_Objective_
From the list of video game and movie grievances below, reproduce word for word the passage starting at "7. Video games" and ending at "suck. Grievance aired.".

_Document section_
>>>

7. Video games that looked compellingly awesome, but were far too complex to play unless you took them on as a full-time job. Now I understand the vacant looks my parents gave to those complex Atari 2600 games. Look at this game for example, it looks (and sounds) pretty awesome:
It appears to have it all right? Tight storyline, compelling villain, remarkably detailed graphics. To become facile at playing this would require me devoting roughly the same amount of time and effort as earning a masters degree in chemical engineering. Dammit, make it so I can shoot people easily! And don’t talk to me about a Wii – I already have a PS3 that just sits there, mocking me! Fuck you video game designers, you suck. Grievance aired.
8. Terrible movies that seemed like harmless plays on nostalgia but were actually brutal betrayals of fond childhood memories. I’ve said this like 800 times, so apologies for putting this one down again. But it really sucks that people go to see tripe like Transformers and GI Joe and are never exposed to awesomeness like The Hurt Locker. THL was a friggin action movie, yet it did the box office of a Jane Austen adaption done completely in mime. If you asked every single person in the world who saw both Transformers and The Hurt Locker which one they enjoyed more, I’m willing to bet that 100% of the people would prefer THL. Yet T:ROTF did over 30x the business.

<<<

_Data block_
>>>

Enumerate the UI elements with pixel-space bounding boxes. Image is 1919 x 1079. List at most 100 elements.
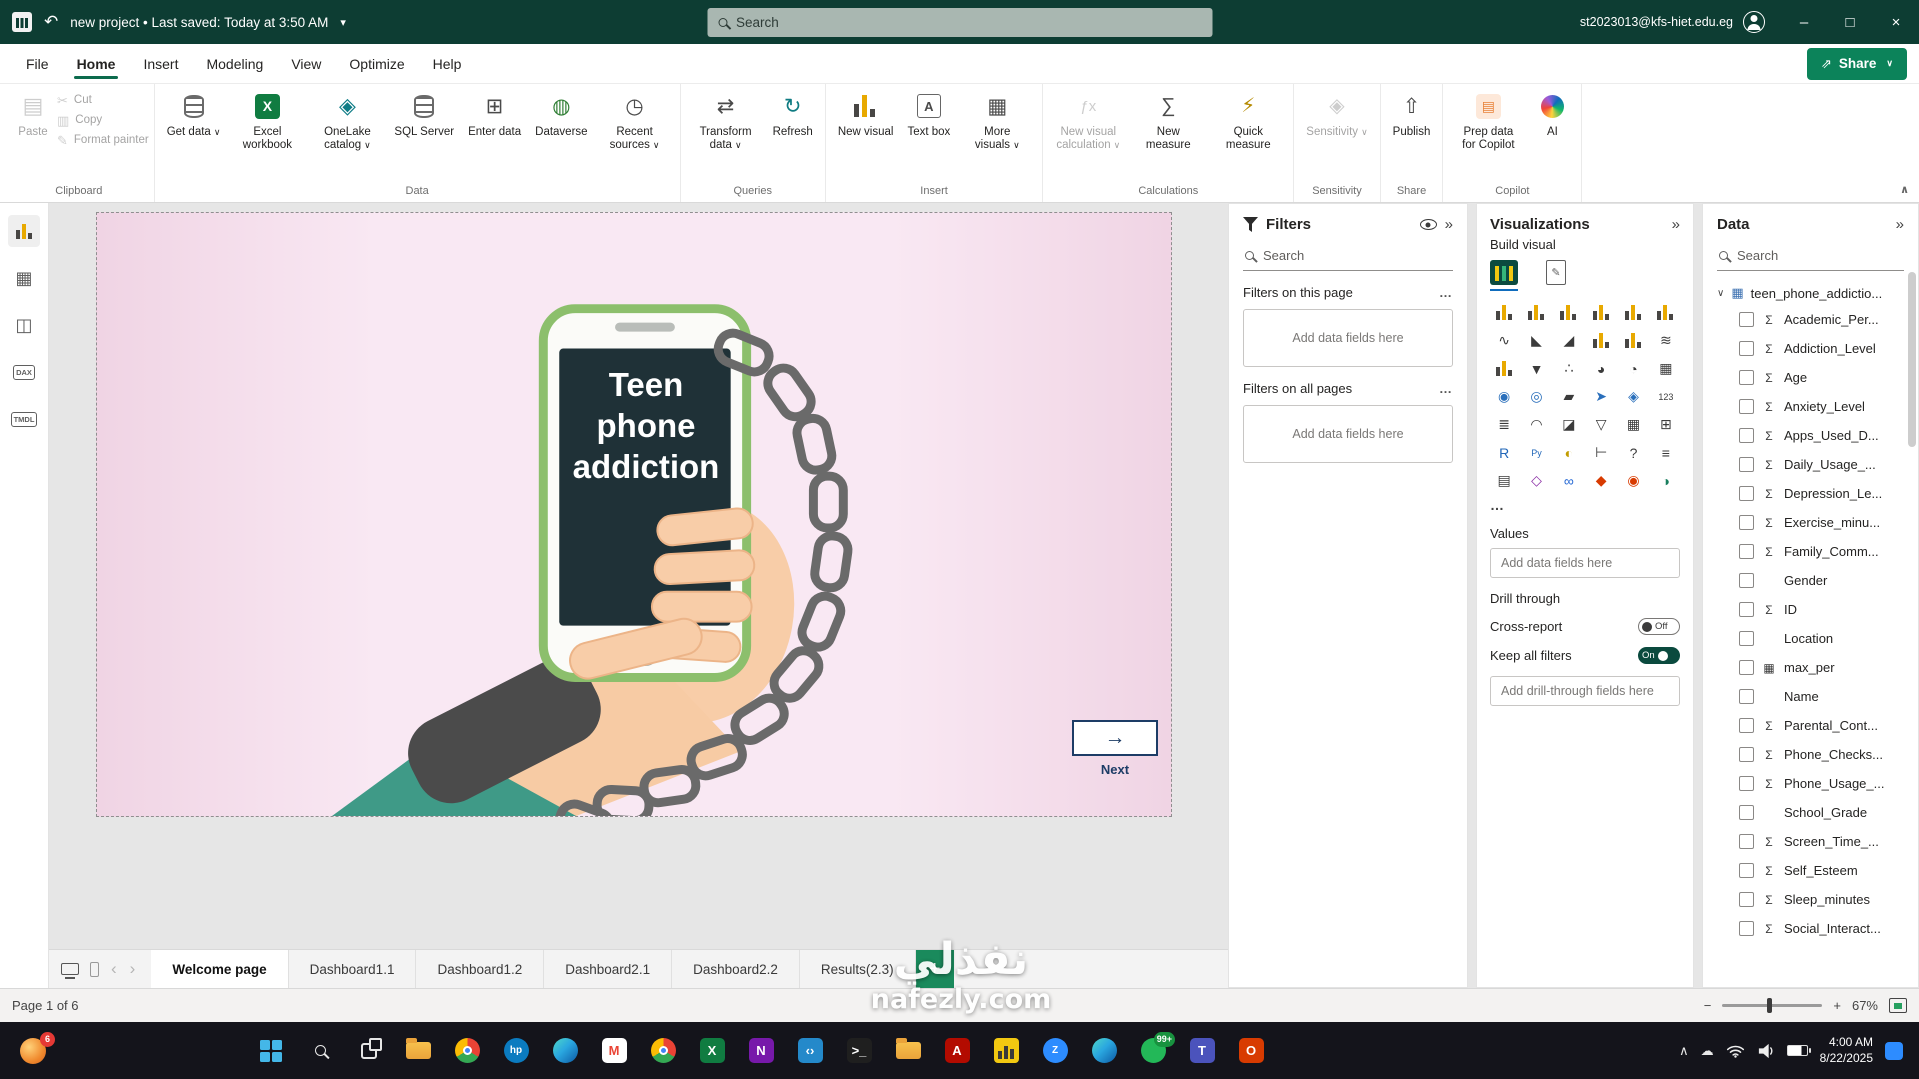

<<<

_Problem solution_
7. Video games that looked compellingly awesome, but were far too complex to play unless you took them on as a full-time job. Now I understand the vacant looks my parents gave to those complex Atari 2600 games. Look at this game for example, it looks (and sounds) pretty awesome:
It appears to have it all right? Tight storyline, compelling villain, remarkably detailed graphics. To become facile at playing this would require me devoting roughly the same amount of time and effort as earning a masters degree in chemical engineering. Dammit, make it so I can shoot people easily! And don’t talk to me about a Wii – I already have a PS3 that just sits there, mocking me! Fuck you video game designers, you suck. Grievance aired.